• Perintah A: Tuliskan kembali bagian teks tentang puisi yang dibuka dengan kata-kata yang memuat "Hal kedua yang" dan ditutup dengan "karena karya sastra.", tanpa mengubah satu kata pun.

Semakin banyak puisi dikutip dalam gelanggang utama kehidupan, di panggung politik, bisnis, ilmu pengetahuan, mesjid, gereja, semakin baik. Ini pernyataan pertama.

***

Hal kedua yang menjadi renungan saya soal puisi adalah kutipan dari Robert Frost. Ia penyair legenda, tiga puluh satu kali dinominasikan untuk Nobel Sastra, penerima empat kali pulitzer prize untuk sastra dan Congressional Gold Medal dari pemerintah Amerika Serikat karena karya sastra.

Apa itu puisi menurut Robert Frost? Menurutnya puisi itu adalah gairah yang dirumuskan menjadi pikiran, dan pikiran itu kemudian menemukan kata. Itulah puisi. Tak kurang dan tak lebih.

Dalam definisi Frost, puisi itu teramat luas. Penulis puisi, yaitu penyair, bisa siapa saja yang mengekspresikan geloranya dalam pikiran dan kemudian menjadi kata.

Ketika Bob Dylan menulis lagu, ia tak berpikir akan menjadi penyair atau tokoh utama sastrawan. Ia berkarya saja, mengekspresikan kegelisahannya. Ujar Dylan, saya hanya membayangkan alangkan asyiknya jika lagu ini bisa dinyanyikan di kafe apalagi di Carnegie Hall.

• Bahan yang Diberikan:

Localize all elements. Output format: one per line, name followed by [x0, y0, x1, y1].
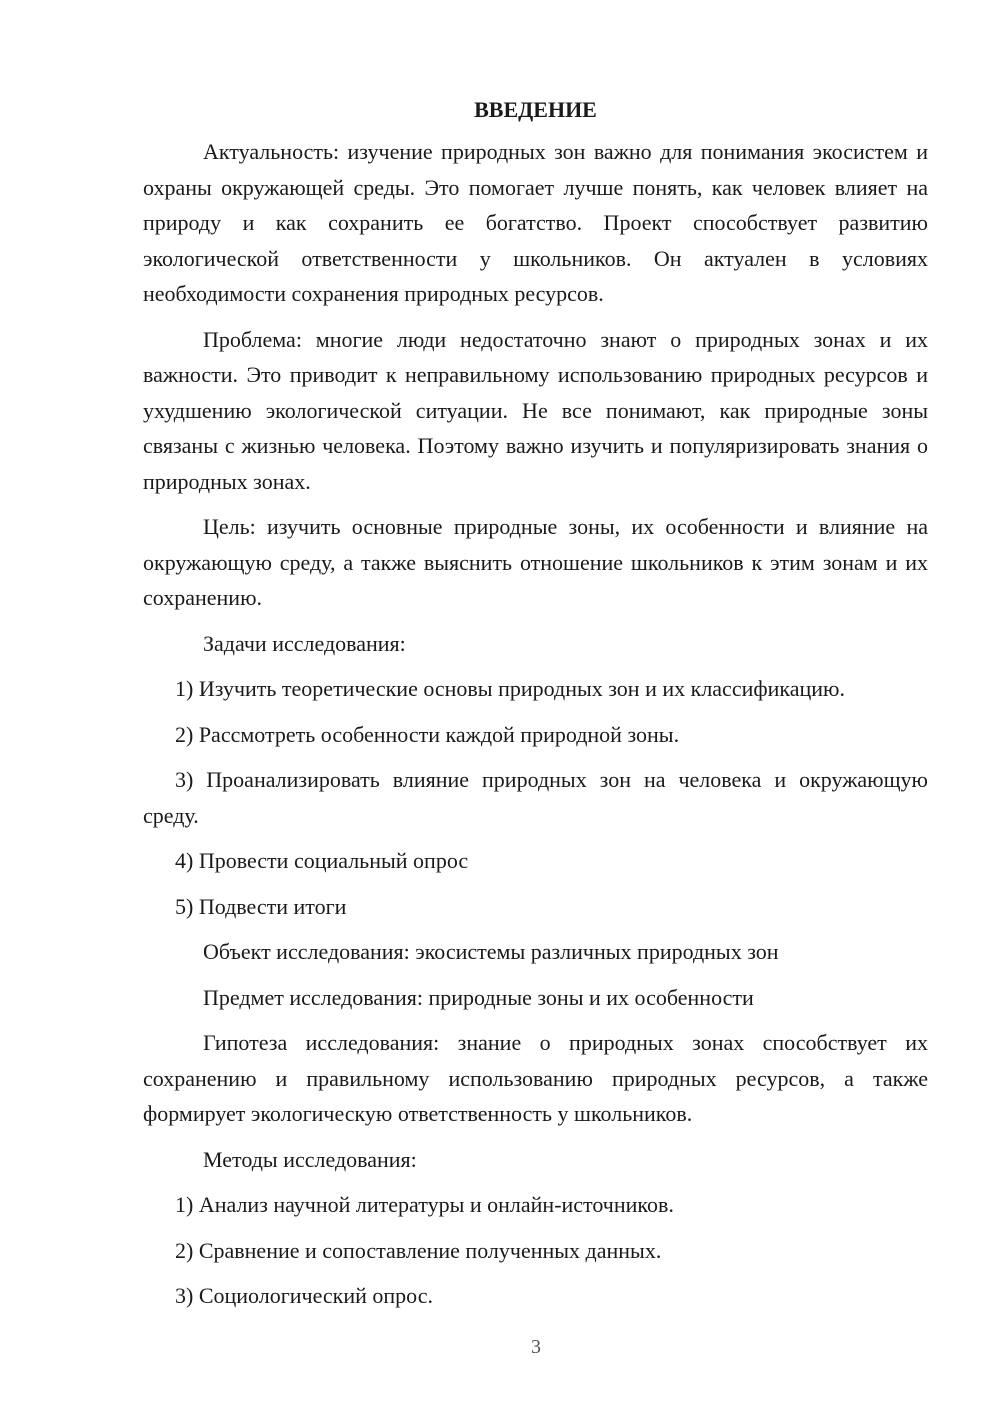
task-item: 1) Изучить теоретические основы природных зон и их классификацию. — [175, 676, 845, 701]
methods-label: Методы исследования: — [203, 1146, 417, 1172]
task-item: 2) Рассмотреть особенности каждой природной зоны. — [175, 721, 680, 747]
goal-paragraph: Цель: изучить основные природные зоны, их особенности и влияние на окружающую среду, а также выяснить отношение школьников к этим зонам и их сохранению. — [143, 514, 928, 610]
section-title: ВВЕДЕНИЕ — [474, 97, 597, 122]
page-number: 3 — [531, 1336, 541, 1358]
hypothesis-paragraph: Гипотеза исследования: знание о природных зонах способствует их сохранению и правильному использованию природных ресурсов, а также формирует экологическую ответственность у школьников. — [143, 1030, 928, 1126]
relevance-paragraph: Актуальность: изучение природных зон важно для понимания экосистем и охраны окружающей среды. Это помогает лучше понять, как человек влияет на природу и как сохранить ее богатство. Проект способствует развитию экологической ответственности у школьников. Он актуален в условиях необходимости сохранения природных ресурсов. — [143, 139, 928, 306]
problem-paragraph: Проблема: многие люди недостаточно знают о природных зонах и их важности. Это приводит к неправильному использованию природных ресурсов и ухудшению экологической ситуации. Не все понимают, как природные зоны связаны с жизнью человека. Поэтому важно изучить и популяризировать знания о природных зонах. — [143, 326, 928, 494]
object-paragraph: Объект исследования: экосистемы различных природных зон — [203, 939, 779, 964]
method-item: 1) Анализ научной литературы и онлайн-источников. — [175, 1192, 674, 1217]
tasks-label: Задачи исследования: — [203, 630, 406, 656]
page-content — [143, 92, 928, 1324]
task-item: 5) Подвести итоги — [175, 893, 347, 919]
subject-paragraph: Предмет исследования: природные зоны и их особенности — [203, 984, 754, 1010]
task-item: 4) Провести социальный опрос — [175, 848, 469, 873]
task-item: 3) Проанализировать влияние природных зон на человека и окружающую среду. — [143, 767, 928, 828]
method-item: 3) Социологический опрос. — [175, 1283, 433, 1308]
method-item: 2) Сравнение и сопоставление полученных данных. — [175, 1237, 662, 1263]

• Perintah B: Ganti "школьников" dengan "учащихся" pada baris-baris data di atas, hanya di bagian yang dibuka dengan baris yang memuat "task-item: 1) Изучить" dan ditutup dengan baris yang memuat "hypothesis-paragraph: Гипотеза исследования: знание" (kedua baris itu termasuk). Tuliskan bagian itu saja, dengan semua hal lain tetap sama.

• Jawaban Benar A:
Hal kedua yang menjadi renungan saya soal puisi adalah kutipan dari Robert Frost. Ia penyair legenda, tiga puluh satu kali dinominasikan untuk Nobel Sastra, penerima empat kali pulitzer prize untuk sastra dan Congressional Gold Medal dari pemerintah Amerika Serikat karena karya sastra.

• Jawaban Benar B:
task-item: 1) Изучить теоретические основы природных зон и их классификацию. — [175, 676, 845, 701]
methods-label: Методы исследования: — [203, 1146, 417, 1172]
task-item: 2) Рассмотреть особенности каждой природной зоны. — [175, 721, 680, 747]
goal-paragraph: Цель: изучить основные природные зоны, их особенности и влияние на окружающую среду, а также выяснить отношение учащихся к этим зонам и их сохранению. — [143, 514, 928, 610]
section-title: ВВЕДЕНИЕ — [474, 97, 597, 122]
page-number: 3 — [531, 1336, 541, 1358]
hypothesis-paragraph: Гипотеза исследования: знание о природных зонах способствует их сохранению и правильному использованию природных ресурсов, а также формирует экологическую ответственность у учащихся. — [143, 1030, 928, 1126]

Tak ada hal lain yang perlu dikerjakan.